▸ What you will do:
For this exercise, repeat all of the material verbatim apart from its images.

--- start of Information provided ---

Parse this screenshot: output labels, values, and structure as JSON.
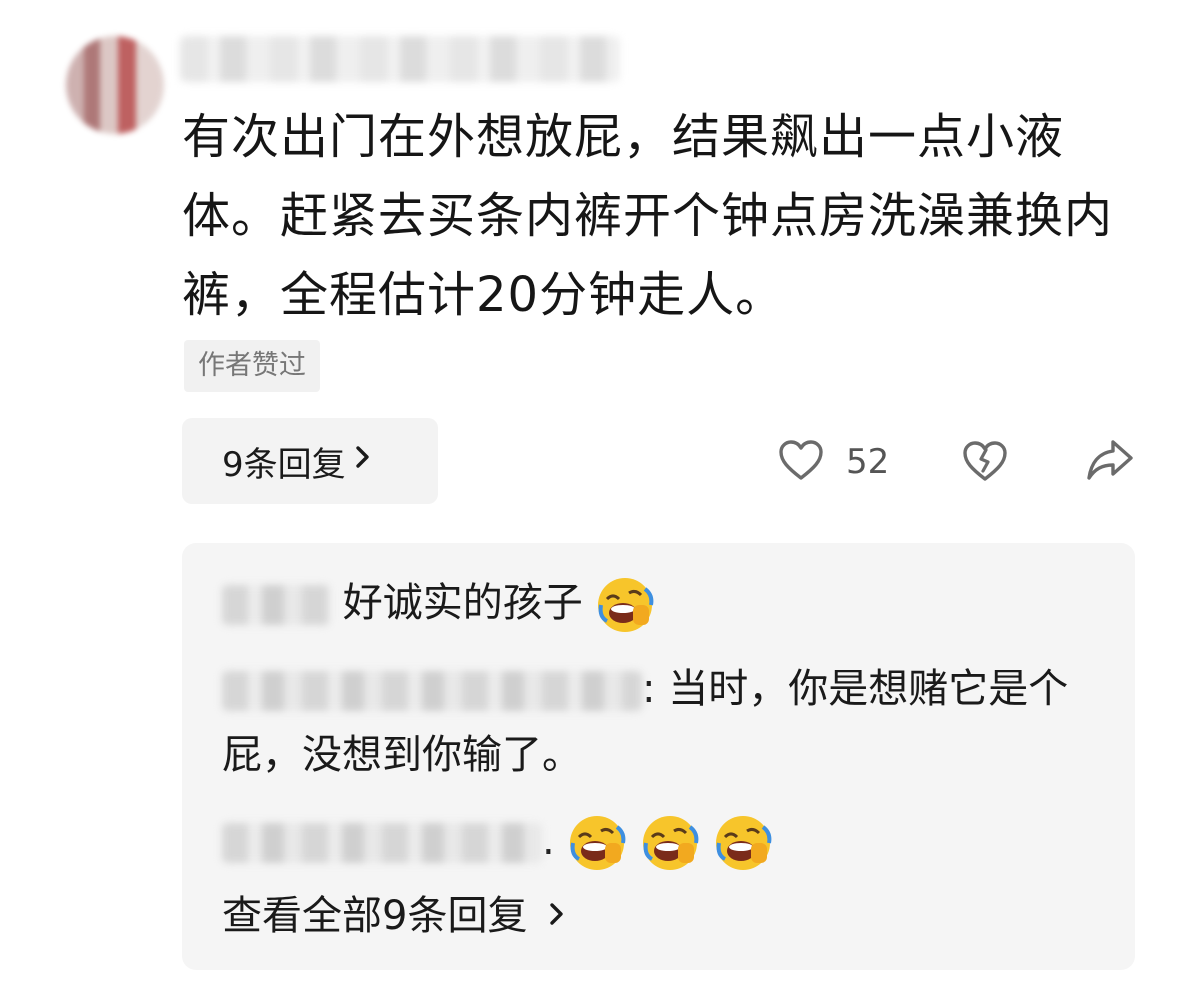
{
  "comment": {
    "text": "有次出门在外想放屁，结果飙出一点小液体。赶紧去买条内裤开个钟点房洗澡兼换内裤，全程估计20分钟走人。",
    "author_liked_badge": "作者赞过",
    "replies_button_label": "9条回复",
    "like_count": "52"
  },
  "replies": [
    {
      "text": "好诚实的孩子",
      "emoji_count": 1
    },
    {
      "text": ": 当时，你是想赌它是个屁，没想到你输了。"
    },
    {
      "text": ".",
      "emoji_count": 3
    }
  ],
  "view_all_label": "查看全部9条回复",
  "icons": {
    "like": "heart-outline-icon",
    "dislike": "broken-heart-icon",
    "share": "share-arrow-icon",
    "chevron": "chevron-right-icon",
    "emoji": "rolling-laughing-emoji"
  },
  "colors": {
    "text": "#1a1a1a",
    "muted": "#777777",
    "panel": "#f5f5f5",
    "emoji_yellow": "#f7c52b",
    "emoji_blue": "#3e8fe0"
  }
}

--- end of Information provided ---

▸ Worked answer:
Parse this screenshot: output labels, values, and structure as JSON.
{
  "comment": {
    "text": "有次出门在外想放屁，结果飙出一点小液体。赶紧去买条内裤开个钟点房洗澡兼换内裤，全程估计20分钟走人。",
    "author_liked_badge": "作者赞过",
    "replies_button_label": "9条回复",
    "like_count": "52"
  },
  "replies": [
    {
      "text": "好诚实的孩子",
      "emoji_count": 1
    },
    {
      "text": ": 当时，你是想赌它是个屁，没想到你输了。"
    },
    {
      "text": ".",
      "emoji_count": 3
    }
  ],
  "view_all_label": "查看全部9条回复",
  "icons": {
    "like": "heart-outline-icon",
    "dislike": "broken-heart-icon",
    "share": "share-arrow-icon",
    "chevron": "chevron-right-icon",
    "emoji": "rolling-laughing-emoji"
  },
  "colors": {
    "text": "#1a1a1a",
    "muted": "#777777",
    "panel": "#f5f5f5",
    "emoji_yellow": "#f7c52b",
    "emoji_blue": "#3e8fe0"
  }
}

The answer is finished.